WHAT THE EXERCISE ASKS ->
Gather every line holding the string "this".
╭─ LISTING
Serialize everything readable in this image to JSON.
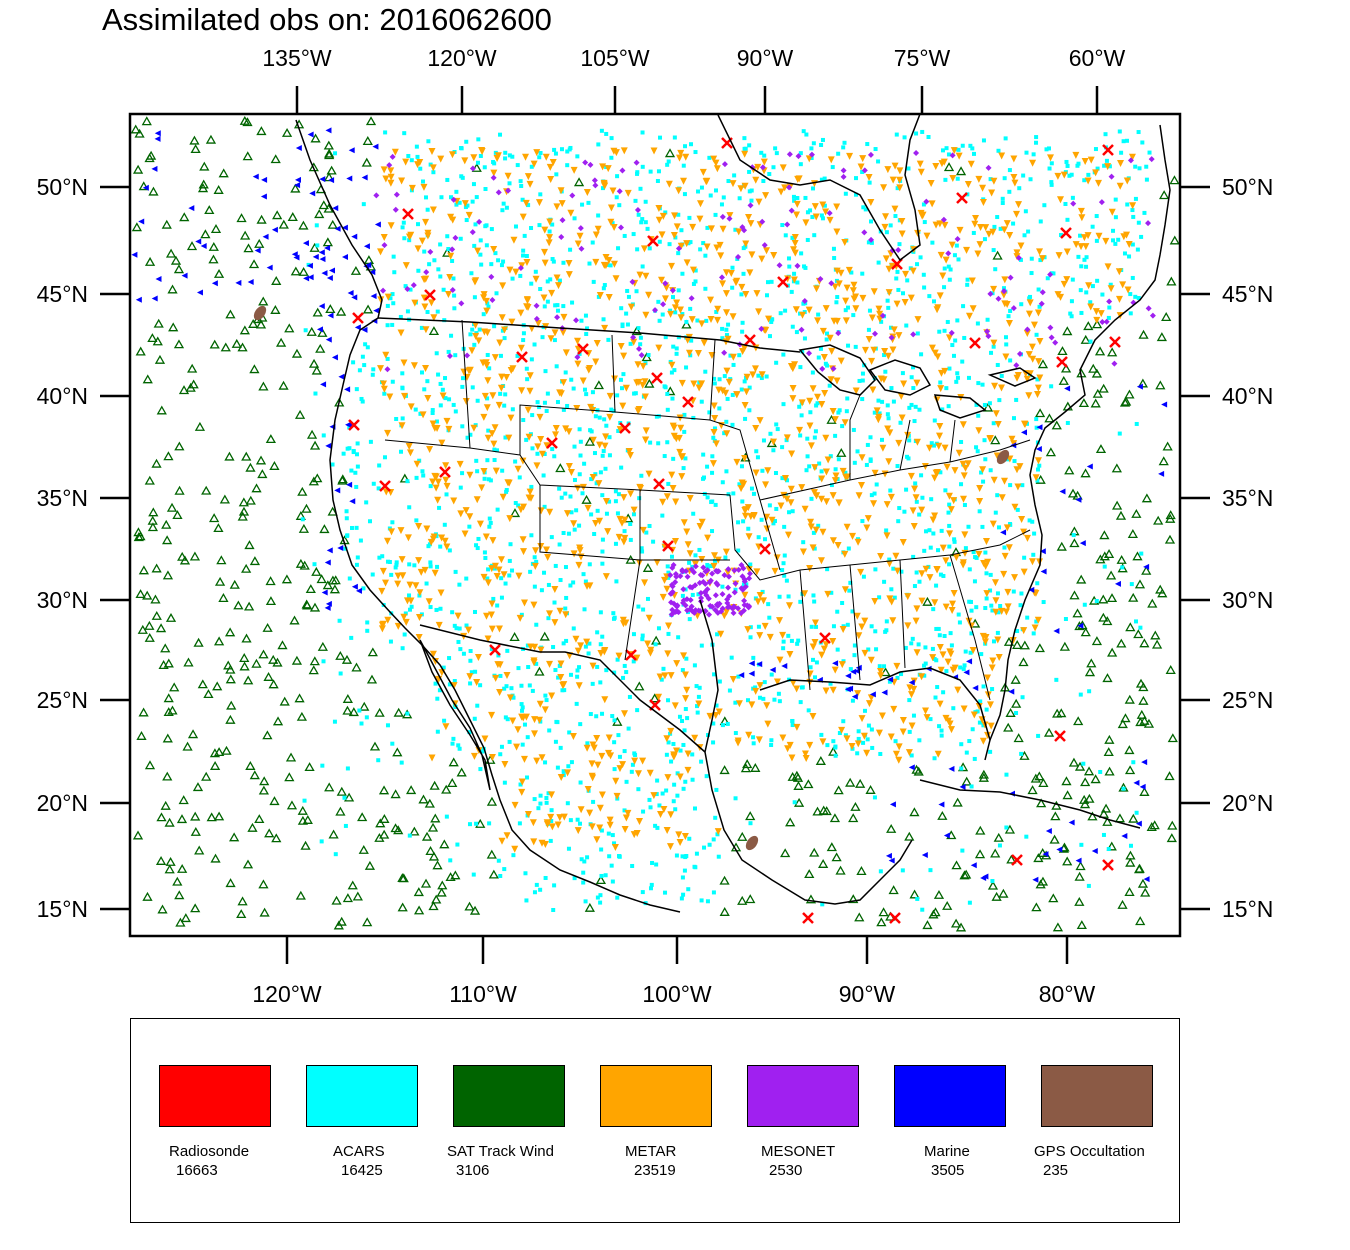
{
  "title": "Assimilated obs on: 2016062600",
  "axes": {
    "top_lon_labels": [
      "135°W",
      "120°W",
      "105°W",
      "90°W",
      "75°W",
      "60°W"
    ],
    "bottom_lon_labels": [
      "120°W",
      "110°W",
      "100°W",
      "90°W",
      "80°W"
    ],
    "lat_labels": [
      "50°N",
      "45°N",
      "40°N",
      "35°N",
      "30°N",
      "25°N",
      "20°N",
      "15°N"
    ]
  },
  "map": {
    "projection": "Lambert conformal",
    "colors": {
      "land_outline": "#000000",
      "background": "#ffffff"
    }
  },
  "legend": {
    "items": [
      {
        "name": "Radiosonde",
        "count": "16663",
        "color": "#ff0000"
      },
      {
        "name": "ACARS",
        "count": "16425",
        "color": "#00ffff"
      },
      {
        "name": "SAT Track Wind",
        "count": "3106",
        "color": "#006400"
      },
      {
        "name": "METAR",
        "count": "23519",
        "color": "#ffa500"
      },
      {
        "name": "MESONET",
        "count": "2530",
        "color": "#a020f0"
      },
      {
        "name": "Marine",
        "count": "3505",
        "color": "#0000ff"
      },
      {
        "name": "GPS Occultation",
        "count": "235",
        "color": "#8b5a45"
      }
    ]
  }
}
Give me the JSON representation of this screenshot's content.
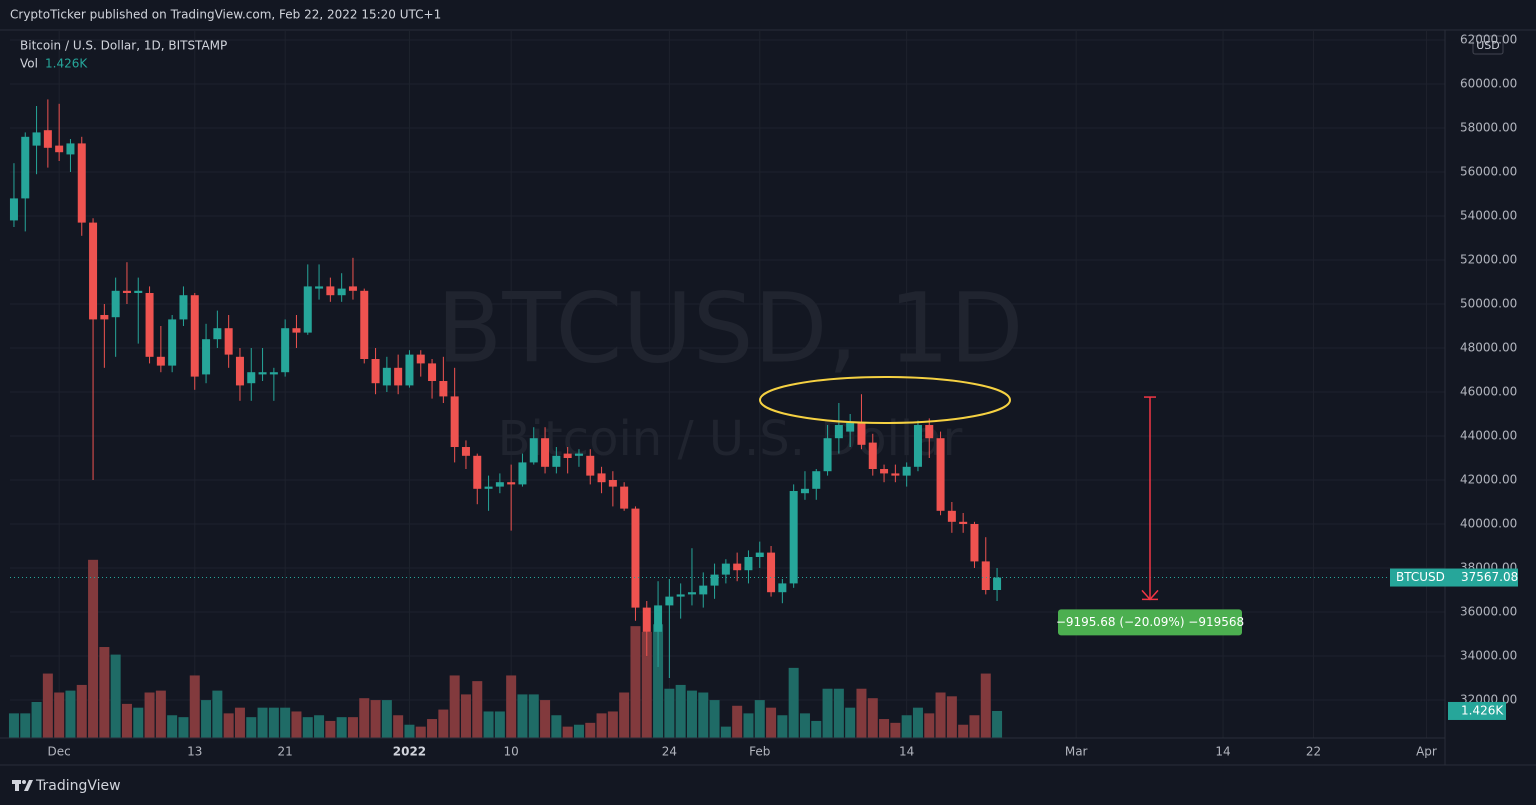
{
  "header": "CryptoTicker published on TradingView.com, Feb 22, 2022 15:20 UTC+1",
  "footer": "TradingView",
  "chart_data": {
    "type": "candlestick",
    "legend_title": "Bitcoin / U.S. Dollar, 1D, BITSTAMP",
    "watermark": "BTCUSD, 1D",
    "watermark_subtitle": "Bitcoin / U.S. Dollar",
    "currency": "USD",
    "price_tag_symbol": "BTCUSD",
    "up_color": "#26a69a",
    "down_color": "#ef5350",
    "volume_up_color": "#1f6b66",
    "volume_down_color": "#823a3d",
    "grid": true,
    "xlim": [
      -0.35,
      126.64
    ],
    "xticks": [
      {
        "value": 4,
        "label": "Dec"
      },
      {
        "value": 16,
        "label": "13"
      },
      {
        "value": 24,
        "label": "21"
      },
      {
        "value": 35,
        "label": "2022"
      },
      {
        "value": 44,
        "label": "10"
      },
      {
        "value": 58,
        "label": "24"
      },
      {
        "value": 66,
        "label": "Feb"
      },
      {
        "value": 79,
        "label": "14"
      },
      {
        "value": 94,
        "label": "Mar"
      },
      {
        "value": 107,
        "label": "14"
      },
      {
        "value": 115,
        "label": "22"
      },
      {
        "value": 125,
        "label": "Apr"
      }
    ],
    "ylim": [
      30273,
      62455
    ],
    "yticks": [
      {
        "value": 32000,
        "label": "32000.00"
      },
      {
        "value": 34000,
        "label": "34000.00"
      },
      {
        "value": 36000,
        "label": "36000.00"
      },
      {
        "value": 38000,
        "label": "38000.00"
      },
      {
        "value": 40000,
        "label": "40000.00"
      },
      {
        "value": 42000,
        "label": "42000.00"
      },
      {
        "value": 44000,
        "label": "44000.00"
      },
      {
        "value": 46000,
        "label": "46000.00"
      },
      {
        "value": 48000,
        "label": "48000.00"
      },
      {
        "value": 50000,
        "label": "50000.00"
      },
      {
        "value": 52000,
        "label": "52000.00"
      },
      {
        "value": 54000,
        "label": "54000.00"
      },
      {
        "value": 56000,
        "label": "56000.00"
      },
      {
        "value": 58000,
        "label": "58000.00"
      },
      {
        "value": 60000,
        "label": "60000.00"
      },
      {
        "value": 62000,
        "label": "62000.00"
      }
    ],
    "open": [
      53800,
      54800,
      57200,
      57900,
      57200,
      56800,
      57300,
      53700,
      49500,
      49400,
      50600,
      50500,
      50500,
      47600,
      47200,
      49300,
      50400,
      46800,
      48400,
      48900,
      47600,
      46400,
      46800,
      46800,
      46900,
      48900,
      48700,
      50700,
      50800,
      50400,
      50800,
      50600,
      47500,
      46300,
      47100,
      46300,
      47700,
      47300,
      46500,
      45800,
      43500,
      43100,
      41600,
      41700,
      41900,
      41800,
      42800,
      43900,
      42600,
      43200,
      43100,
      43100,
      42300,
      42000,
      41700,
      40700,
      36200,
      35100,
      36300,
      36700,
      36800,
      36800,
      37200,
      37700,
      38200,
      37900,
      38500,
      38700,
      36900,
      37300,
      41400,
      41600,
      42400,
      43900,
      44200,
      44600,
      43700,
      42500,
      42300,
      42200,
      42600,
      44500,
      43900,
      40600,
      40100,
      40000,
      38300,
      37000
    ],
    "high": [
      56400,
      57800,
      59000,
      59300,
      59100,
      57500,
      57600,
      53900,
      50000,
      51200,
      51900,
      51200,
      50800,
      49000,
      49500,
      50800,
      50500,
      49100,
      49700,
      49500,
      48000,
      48000,
      48000,
      47100,
      49300,
      49500,
      51800,
      51800,
      51200,
      51400,
      52100,
      50700,
      48000,
      47600,
      47700,
      47900,
      47900,
      47500,
      47600,
      47100,
      43800,
      43200,
      42200,
      42300,
      42700,
      43200,
      44400,
      44400,
      43500,
      43500,
      43400,
      43400,
      42600,
      42400,
      41900,
      40800,
      36500,
      37400,
      37500,
      37300,
      38900,
      37800,
      38200,
      38400,
      38700,
      38800,
      39200,
      39000,
      37500,
      41800,
      42400,
      42500,
      44500,
      45500,
      45000,
      45900,
      44100,
      42700,
      42700,
      42800,
      44700,
      44800,
      44200,
      41000,
      40500,
      40100,
      39400,
      38000
    ],
    "low": [
      53500,
      53300,
      55900,
      56200,
      56500,
      56000,
      53100,
      42000,
      47100,
      47600,
      50000,
      48200,
      47300,
      46900,
      46900,
      49000,
      46100,
      46400,
      48000,
      47100,
      45600,
      45600,
      46500,
      45600,
      46700,
      48000,
      48600,
      50200,
      50100,
      50100,
      50200,
      47300,
      45900,
      46000,
      45900,
      46200,
      46700,
      45700,
      45500,
      42800,
      42500,
      40900,
      40600,
      41400,
      39700,
      41700,
      42700,
      42300,
      42300,
      42300,
      42600,
      41800,
      41400,
      40800,
      40600,
      35600,
      34000,
      33500,
      33000,
      35700,
      36300,
      36200,
      36600,
      37300,
      37400,
      37300,
      38000,
      36700,
      36400,
      37100,
      41100,
      41100,
      42200,
      43200,
      43500,
      43400,
      42200,
      41900,
      41900,
      41700,
      42400,
      43000,
      40400,
      39600,
      39600,
      38000,
      36800,
      36500
    ],
    "close": [
      54800,
      57600,
      57800,
      57100,
      56900,
      57300,
      53700,
      49300,
      49300,
      50600,
      50500,
      50600,
      47600,
      47200,
      49300,
      50400,
      46700,
      48400,
      48900,
      47700,
      46300,
      46900,
      46900,
      46900,
      48900,
      48700,
      50800,
      50800,
      50400,
      50700,
      50600,
      47500,
      46400,
      47100,
      46300,
      47700,
      47300,
      46500,
      45800,
      43500,
      43100,
      41600,
      41700,
      41900,
      41800,
      42800,
      43900,
      42600,
      43100,
      43000,
      43200,
      42200,
      41900,
      41700,
      40700,
      36200,
      35100,
      36300,
      36700,
      36800,
      36900,
      37200,
      37700,
      38200,
      37900,
      38500,
      38700,
      36900,
      37300,
      41500,
      41600,
      42400,
      43900,
      44500,
      44600,
      43600,
      42500,
      42300,
      42200,
      42600,
      44500,
      43900,
      40600,
      40100,
      40000,
      38300,
      37000,
      37567.08
    ],
    "volume": {
      "name": "Vol",
      "ylim": [
        0,
        13.4
      ],
      "values": [
        1.3,
        1.3,
        1.9,
        3.4,
        2.4,
        2.5,
        2.8,
        9.4,
        4.8,
        4.4,
        1.8,
        1.6,
        2.4,
        2.5,
        1.2,
        1.1,
        3.3,
        2.0,
        2.5,
        1.3,
        1.6,
        1.1,
        1.6,
        1.6,
        1.6,
        1.4,
        1.1,
        1.2,
        0.9,
        1.1,
        1.1,
        2.1,
        2.0,
        2.0,
        1.2,
        0.7,
        0.6,
        1.0,
        1.5,
        3.3,
        2.3,
        3.0,
        1.4,
        1.4,
        3.3,
        2.3,
        2.3,
        2.0,
        1.2,
        0.6,
        0.7,
        0.8,
        1.3,
        1.4,
        2.4,
        5.9,
        5.6,
        6.0,
        2.6,
        2.8,
        2.5,
        2.4,
        2.0,
        0.6,
        1.7,
        1.3,
        2.0,
        1.6,
        1.2,
        3.7,
        1.3,
        0.9,
        2.6,
        2.6,
        1.6,
        2.6,
        2.1,
        1.0,
        0.8,
        1.2,
        1.6,
        1.3,
        2.4,
        2.2,
        0.7,
        1.2,
        3.4,
        1.426
      ],
      "value_labels": [
        null,
        null,
        null,
        null,
        null,
        null,
        null,
        null,
        null,
        null,
        null,
        null,
        null,
        null,
        null,
        null,
        null,
        null,
        null,
        null,
        null,
        null,
        null,
        null,
        null,
        null,
        null,
        null,
        null,
        null,
        null,
        null,
        null,
        null,
        null,
        null,
        null,
        null,
        null,
        null,
        null,
        null,
        null,
        null,
        null,
        null,
        null,
        null,
        null,
        null,
        null,
        null,
        null,
        null,
        null,
        null,
        null,
        null,
        null,
        null,
        null,
        null,
        null,
        null,
        null,
        null,
        null,
        null,
        null,
        null,
        null,
        null,
        null,
        null,
        null,
        null,
        null,
        null,
        null,
        null,
        null,
        null,
        null,
        null,
        null,
        null,
        null,
        "1.426K"
      ]
    },
    "measure": {
      "from": 45770,
      "to": 36574.32,
      "label": "−9195.68 (−20.09%) −919568",
      "color": "#f23645",
      "label_color": "#4caf50"
    },
    "highlight_color": "#f5d142"
  }
}
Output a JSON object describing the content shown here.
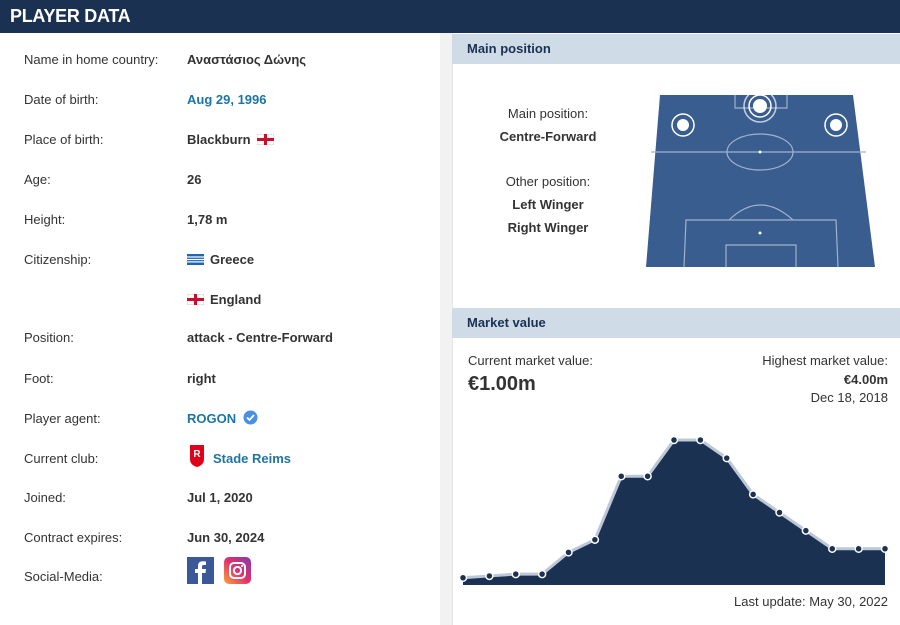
{
  "header": {
    "title": "PLAYER DATA"
  },
  "player_data": {
    "name_in_home_country": {
      "label": "Name in home country:",
      "value": "Αναστάσιος Δώνης"
    },
    "date_of_birth": {
      "label": "Date of birth:",
      "value": "Aug 29, 1996"
    },
    "place_of_birth": {
      "label": "Place of birth:",
      "value": "Blackburn"
    },
    "age": {
      "label": "Age:",
      "value": "26"
    },
    "height": {
      "label": "Height:",
      "value": "1,78 m"
    },
    "citizenship": {
      "label": "Citizenship:",
      "values": [
        "Greece",
        "England"
      ]
    },
    "position": {
      "label": "Position:",
      "value": "attack - Centre-Forward"
    },
    "foot": {
      "label": "Foot:",
      "value": "right"
    },
    "player_agent": {
      "label": "Player agent:",
      "value": "ROGON"
    },
    "current_club": {
      "label": "Current club:",
      "value": "Stade Reims"
    },
    "joined": {
      "label": "Joined:",
      "value": "Jul 1, 2020"
    },
    "contract_expires": {
      "label": "Contract expires:",
      "value": "Jun 30, 2024"
    },
    "social_media": {
      "label": "Social-Media:"
    }
  },
  "main_position": {
    "title": "Main position",
    "main_label": "Main position:",
    "main": "Centre-Forward",
    "other_label": "Other position:",
    "other": [
      "Left Winger",
      "Right Winger"
    ]
  },
  "market_value": {
    "title": "Market value",
    "current_label": "Current market value:",
    "current": "€1.00m",
    "highest_label": "Highest market value:",
    "highest": "€4.00m",
    "highest_date": "Dec 18, 2018",
    "last_update": "Last update: May 30, 2022",
    "chart": {
      "type": "area",
      "values": [
        0.2,
        0.25,
        0.3,
        0.3,
        0.9,
        1.25,
        3.0,
        3.0,
        4.0,
        4.0,
        3.5,
        2.5,
        2.0,
        1.5,
        1.0,
        1.0,
        1.0
      ],
      "color": "#1b3152"
    }
  }
}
╰─
OUTPUT ->
Serialize everything readable in this image to JSON.
Give me the JSON representation of this screenshot's content.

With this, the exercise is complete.